[Supplied records start]

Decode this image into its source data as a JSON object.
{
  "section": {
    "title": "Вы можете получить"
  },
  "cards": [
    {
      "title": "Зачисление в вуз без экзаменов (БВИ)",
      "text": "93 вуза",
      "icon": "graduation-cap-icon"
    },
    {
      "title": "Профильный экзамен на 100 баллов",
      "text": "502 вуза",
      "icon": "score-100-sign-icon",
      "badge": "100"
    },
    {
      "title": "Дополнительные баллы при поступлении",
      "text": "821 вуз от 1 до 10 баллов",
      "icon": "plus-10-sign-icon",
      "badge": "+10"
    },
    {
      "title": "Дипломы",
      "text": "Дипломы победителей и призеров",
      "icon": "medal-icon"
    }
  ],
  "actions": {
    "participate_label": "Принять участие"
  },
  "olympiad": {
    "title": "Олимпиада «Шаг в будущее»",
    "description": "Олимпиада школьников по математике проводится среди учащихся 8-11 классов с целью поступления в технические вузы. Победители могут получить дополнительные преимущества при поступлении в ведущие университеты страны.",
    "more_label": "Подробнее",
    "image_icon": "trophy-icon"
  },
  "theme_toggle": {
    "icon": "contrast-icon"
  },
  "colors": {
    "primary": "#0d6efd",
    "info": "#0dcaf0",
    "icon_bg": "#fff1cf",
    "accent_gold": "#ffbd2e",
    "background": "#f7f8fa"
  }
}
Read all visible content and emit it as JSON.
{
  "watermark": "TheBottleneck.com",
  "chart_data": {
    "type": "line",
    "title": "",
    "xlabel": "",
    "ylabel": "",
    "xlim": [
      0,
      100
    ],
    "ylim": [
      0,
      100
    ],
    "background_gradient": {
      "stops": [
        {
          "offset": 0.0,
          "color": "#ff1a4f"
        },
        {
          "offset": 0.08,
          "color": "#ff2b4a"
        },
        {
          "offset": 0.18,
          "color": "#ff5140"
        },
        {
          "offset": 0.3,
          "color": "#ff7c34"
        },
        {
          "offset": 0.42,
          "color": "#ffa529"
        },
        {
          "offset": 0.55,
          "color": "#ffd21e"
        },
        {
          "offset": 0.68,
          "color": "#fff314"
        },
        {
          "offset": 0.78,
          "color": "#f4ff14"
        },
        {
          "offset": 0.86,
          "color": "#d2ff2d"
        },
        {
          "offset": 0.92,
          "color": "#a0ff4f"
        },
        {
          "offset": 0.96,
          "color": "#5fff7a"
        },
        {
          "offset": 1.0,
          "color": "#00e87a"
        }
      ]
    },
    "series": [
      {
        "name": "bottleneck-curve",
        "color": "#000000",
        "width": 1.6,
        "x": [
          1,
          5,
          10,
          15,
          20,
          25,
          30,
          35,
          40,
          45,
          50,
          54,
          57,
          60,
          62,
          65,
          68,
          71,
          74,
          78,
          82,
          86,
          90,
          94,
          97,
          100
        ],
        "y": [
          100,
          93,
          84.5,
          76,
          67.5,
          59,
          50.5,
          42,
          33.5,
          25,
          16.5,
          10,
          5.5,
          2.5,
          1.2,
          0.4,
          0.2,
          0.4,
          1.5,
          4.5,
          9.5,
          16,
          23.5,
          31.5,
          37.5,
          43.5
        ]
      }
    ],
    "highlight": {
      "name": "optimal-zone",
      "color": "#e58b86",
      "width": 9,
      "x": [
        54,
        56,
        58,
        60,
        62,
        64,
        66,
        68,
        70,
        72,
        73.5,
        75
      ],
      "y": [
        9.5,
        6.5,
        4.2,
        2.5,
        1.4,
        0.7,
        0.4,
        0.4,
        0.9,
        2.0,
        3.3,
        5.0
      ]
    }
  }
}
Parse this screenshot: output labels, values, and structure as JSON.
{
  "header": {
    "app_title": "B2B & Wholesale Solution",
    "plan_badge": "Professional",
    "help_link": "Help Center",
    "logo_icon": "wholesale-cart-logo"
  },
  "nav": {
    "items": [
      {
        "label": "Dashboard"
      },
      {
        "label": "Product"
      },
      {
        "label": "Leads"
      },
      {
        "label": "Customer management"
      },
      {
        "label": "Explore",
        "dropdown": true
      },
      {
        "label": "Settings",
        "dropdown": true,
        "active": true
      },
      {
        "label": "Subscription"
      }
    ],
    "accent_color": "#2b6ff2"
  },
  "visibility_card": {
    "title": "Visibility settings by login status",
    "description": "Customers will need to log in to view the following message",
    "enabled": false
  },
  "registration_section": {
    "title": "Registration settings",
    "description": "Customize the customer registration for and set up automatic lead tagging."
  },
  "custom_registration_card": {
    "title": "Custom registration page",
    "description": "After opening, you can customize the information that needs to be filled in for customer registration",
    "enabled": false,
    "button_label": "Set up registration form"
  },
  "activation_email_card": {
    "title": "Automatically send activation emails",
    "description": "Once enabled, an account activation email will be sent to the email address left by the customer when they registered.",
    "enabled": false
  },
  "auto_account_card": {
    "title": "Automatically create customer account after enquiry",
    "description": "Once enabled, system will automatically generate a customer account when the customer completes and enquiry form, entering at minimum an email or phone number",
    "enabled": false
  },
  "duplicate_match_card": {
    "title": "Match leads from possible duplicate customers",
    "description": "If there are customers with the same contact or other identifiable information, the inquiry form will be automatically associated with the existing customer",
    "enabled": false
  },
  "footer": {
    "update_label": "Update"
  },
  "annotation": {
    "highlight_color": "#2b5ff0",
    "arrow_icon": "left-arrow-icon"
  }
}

[Supplied records end]

§ **To do**
All of the entries above must be quoted exactly.

§ **Response below**
Decode this image into its source data as a JSON object.
{
  "section": {
    "title": "Вы можете получить"
  },
  "cards": [
    {
      "title": "Зачисление в вуз без экзаменов (БВИ)",
      "text": "93 вуза",
      "icon": "graduation-cap-icon"
    },
    {
      "title": "Профильный экзамен на 100 баллов",
      "text": "502 вуза",
      "icon": "score-100-sign-icon",
      "badge": "100"
    },
    {
      "title": "Дополнительные баллы при поступлении",
      "text": "821 вуз от 1 до 10 баллов",
      "icon": "plus-10-sign-icon",
      "badge": "+10"
    },
    {
      "title": "Дипломы",
      "text": "Дипломы победителей и призеров",
      "icon": "medal-icon"
    }
  ],
  "actions": {
    "participate_label": "Принять участие"
  },
  "olympiad": {
    "title": "Олимпиада «Шаг в будущее»",
    "description": "Олимпиада школьников по математике проводится среди учащихся 8-11 классов с целью поступления в технические вузы. Победители могут получить дополнительные преимущества при поступлении в ведущие университеты страны.",
    "more_label": "Подробнее",
    "image_icon": "trophy-icon"
  },
  "theme_toggle": {
    "icon": "contrast-icon"
  },
  "colors": {
    "primary": "#0d6efd",
    "info": "#0dcaf0",
    "icon_bg": "#fff1cf",
    "accent_gold": "#ffbd2e",
    "background": "#f7f8fa"
  }
}
Read all visible content and emit it as JSON.
{
  "watermark": "TheBottleneck.com",
  "chart_data": {
    "type": "line",
    "title": "",
    "xlabel": "",
    "ylabel": "",
    "xlim": [
      0,
      100
    ],
    "ylim": [
      0,
      100
    ],
    "background_gradient": {
      "stops": [
        {
          "offset": 0.0,
          "color": "#ff1a4f"
        },
        {
          "offset": 0.08,
          "color": "#ff2b4a"
        },
        {
          "offset": 0.18,
          "color": "#ff5140"
        },
        {
          "offset": 0.3,
          "color": "#ff7c34"
        },
        {
          "offset": 0.42,
          "color": "#ffa529"
        },
        {
          "offset": 0.55,
          "color": "#ffd21e"
        },
        {
          "offset": 0.68,
          "color": "#fff314"
        },
        {
          "offset": 0.78,
          "color": "#f4ff14"
        },
        {
          "offset": 0.86,
          "color": "#d2ff2d"
        },
        {
          "offset": 0.92,
          "color": "#a0ff4f"
        },
        {
          "offset": 0.96,
          "color": "#5fff7a"
        },
        {
          "offset": 1.0,
          "color": "#00e87a"
        }
      ]
    },
    "series": [
      {
        "name": "bottleneck-curve",
        "color": "#000000",
        "width": 1.6,
        "x": [
          1,
          5,
          10,
          15,
          20,
          25,
          30,
          35,
          40,
          45,
          50,
          54,
          57,
          60,
          62,
          65,
          68,
          71,
          74,
          78,
          82,
          86,
          90,
          94,
          97,
          100
        ],
        "y": [
          100,
          93,
          84.5,
          76,
          67.5,
          59,
          50.5,
          42,
          33.5,
          25,
          16.5,
          10,
          5.5,
          2.5,
          1.2,
          0.4,
          0.2,
          0.4,
          1.5,
          4.5,
          9.5,
          16,
          23.5,
          31.5,
          37.5,
          43.5
        ]
      }
    ],
    "highlight": {
      "name": "optimal-zone",
      "color": "#e58b86",
      "width": 9,
      "x": [
        54,
        56,
        58,
        60,
        62,
        64,
        66,
        68,
        70,
        72,
        73.5,
        75
      ],
      "y": [
        9.5,
        6.5,
        4.2,
        2.5,
        1.4,
        0.7,
        0.4,
        0.4,
        0.9,
        2.0,
        3.3,
        5.0
      ]
    }
  }
}
Parse this screenshot: output labels, values, and structure as JSON.
{
  "header": {
    "app_title": "B2B & Wholesale Solution",
    "plan_badge": "Professional",
    "help_link": "Help Center",
    "logo_icon": "wholesale-cart-logo"
  },
  "nav": {
    "items": [
      {
        "label": "Dashboard"
      },
      {
        "label": "Product"
      },
      {
        "label": "Leads"
      },
      {
        "label": "Customer management"
      },
      {
        "label": "Explore",
        "dropdown": true
      },
      {
        "label": "Settings",
        "dropdown": true,
        "active": true
      },
      {
        "label": "Subscription"
      }
    ],
    "accent_color": "#2b6ff2"
  },
  "visibility_card": {
    "title": "Visibility settings by login status",
    "description": "Customers will need to log in to view the following message",
    "enabled": false
  },
  "registration_section": {
    "title": "Registration settings",
    "description": "Customize the customer registration for and set up automatic lead tagging."
  },
  "custom_registration_card": {
    "title": "Custom registration page",
    "description": "After opening, you can customize the information that needs to be filled in for customer registration",
    "enabled": false,
    "button_label": "Set up registration form"
  },
  "activation_email_card": {
    "title": "Automatically send activation emails",
    "description": "Once enabled, an account activation email will be sent to the email address left by the customer when they registered.",
    "enabled": false
  },
  "auto_account_card": {
    "title": "Automatically create customer account after enquiry",
    "description": "Once enabled, system will automatically generate a customer account when the customer completes and enquiry form, entering at minimum an email or phone number",
    "enabled": false
  },
  "duplicate_match_card": {
    "title": "Match leads from possible duplicate customers",
    "description": "If there are customers with the same contact or other identifiable information, the inquiry form will be automatically associated with the existing customer",
    "enabled": false
  },
  "footer": {
    "update_label": "Update"
  },
  "annotation": {
    "highlight_color": "#2b5ff0",
    "arrow_icon": "left-arrow-icon"
  }
}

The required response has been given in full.